>>>

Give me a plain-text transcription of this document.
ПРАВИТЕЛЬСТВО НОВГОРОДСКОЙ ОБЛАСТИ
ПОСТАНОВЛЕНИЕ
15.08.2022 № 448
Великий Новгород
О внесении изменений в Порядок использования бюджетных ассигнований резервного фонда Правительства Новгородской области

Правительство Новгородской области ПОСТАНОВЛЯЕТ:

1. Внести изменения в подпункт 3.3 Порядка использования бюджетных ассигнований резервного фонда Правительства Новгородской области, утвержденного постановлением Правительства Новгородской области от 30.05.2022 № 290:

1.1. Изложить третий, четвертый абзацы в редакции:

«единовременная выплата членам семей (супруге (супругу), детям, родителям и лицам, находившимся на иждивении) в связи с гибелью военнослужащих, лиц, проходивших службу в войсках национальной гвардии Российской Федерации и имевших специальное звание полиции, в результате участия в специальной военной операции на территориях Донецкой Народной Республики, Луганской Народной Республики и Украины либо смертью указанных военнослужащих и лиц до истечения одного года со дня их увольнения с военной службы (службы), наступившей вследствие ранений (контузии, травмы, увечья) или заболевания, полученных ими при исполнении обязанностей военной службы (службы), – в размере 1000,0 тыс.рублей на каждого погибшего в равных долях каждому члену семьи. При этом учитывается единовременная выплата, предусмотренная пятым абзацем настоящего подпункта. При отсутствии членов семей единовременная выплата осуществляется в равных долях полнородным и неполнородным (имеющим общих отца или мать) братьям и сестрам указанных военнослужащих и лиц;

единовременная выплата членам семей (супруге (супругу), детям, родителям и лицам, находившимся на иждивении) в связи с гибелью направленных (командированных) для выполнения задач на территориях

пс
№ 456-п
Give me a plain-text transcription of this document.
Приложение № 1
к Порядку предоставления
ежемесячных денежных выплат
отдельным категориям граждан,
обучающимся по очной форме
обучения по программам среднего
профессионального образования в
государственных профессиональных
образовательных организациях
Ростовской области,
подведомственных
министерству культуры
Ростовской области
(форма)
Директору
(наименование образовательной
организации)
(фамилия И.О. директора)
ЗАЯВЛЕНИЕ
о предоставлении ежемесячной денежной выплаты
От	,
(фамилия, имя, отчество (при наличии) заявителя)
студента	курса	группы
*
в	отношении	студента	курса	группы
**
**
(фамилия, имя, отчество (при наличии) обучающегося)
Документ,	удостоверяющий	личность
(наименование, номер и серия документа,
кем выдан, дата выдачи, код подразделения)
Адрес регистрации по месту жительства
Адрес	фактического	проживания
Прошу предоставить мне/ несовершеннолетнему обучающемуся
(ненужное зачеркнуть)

<<<

- [EXERCISE] From the records above, extract each line exactly as shown.

- [CORRECT ANSWER]
Give me a plain-text transcription of this document.
ПРАВИТЕЛЬСТВО НОВГОРОДСКОЙ ОБЛАСТИ
ПОСТАНОВЛЕНИЕ
15.08.2022 № 448
Великий Новгород
О внесении изменений в Порядок использования бюджетных ассигнований резервного фонда Правительства Новгородской области

Правительство Новгородской области ПОСТАНОВЛЯЕТ:

1. Внести изменения в подпункт 3.3 Порядка использования бюджетных ассигнований резервного фонда Правительства Новгородской области, утвержденного постановлением Правительства Новгородской области от 30.05.2022 № 290:

1.1. Изложить третий, четвертый абзацы в редакции:

«единовременная выплата членам семей (супруге (супругу), детям, родителям и лицам, находившимся на иждивении) в связи с гибелью военнослужащих, лиц, проходивших службу в войсках национальной гвардии Российской Федерации и имевших специальное звание полиции, в результате участия в специальной военной операции на территориях Донецкой Народной Республики, Луганской Народной Республики и Украины либо смертью указанных военнослужащих и лиц до истечения одного года со дня их увольнения с военной службы (службы), наступившей вследствие ранений (контузии, травмы, увечья) или заболевания, полученных ими при исполнении обязанностей военной службы (службы), – в размере 1000,0 тыс.рублей на каждого погибшего в равных долях каждому члену семьи. При этом учитывается единовременная выплата, предусмотренная пятым абзацем настоящего подпункта. При отсутствии членов семей единовременная выплата осуществляется в равных долях полнородным и неполнородным (имеющим общих отца или мать) братьям и сестрам указанных военнослужащих и лиц;

единовременная выплата членам семей (супруге (супругу), детям, родителям и лицам, находившимся на иждивении) в связи с гибелью направленных (командированных) для выполнения задач на территориях

пс
№ 456-п
Give me a plain-text transcription of this document.
Приложение № 1
к Порядку предоставления
ежемесячных денежных выплат
отдельным категориям граждан,
обучающимся по очной форме
обучения по программам среднего
профессионального образования в
государственных профессиональных
образовательных организациях
Ростовской области,
подведомственных
министерству культуры
Ростовской области
(форма)
Директору
(наименование образовательной
организации)
(фамилия И.О. директора)
ЗАЯВЛЕНИЕ
о предоставлении ежемесячной денежной выплаты
От	,
(фамилия, имя, отчество (при наличии) заявителя)
студента	курса	группы
*
в	отношении	студента	курса	группы
**
**
(фамилия, имя, отчество (при наличии) обучающегося)
Документ,	удостоверяющий	личность
(наименование, номер и серия документа,
кем выдан, дата выдачи, код подразделения)
Адрес регистрации по месту жительства
Адрес	фактического	проживания
Прошу предоставить мне/ несовершеннолетнему обучающемуся
(ненужное зачеркнуть)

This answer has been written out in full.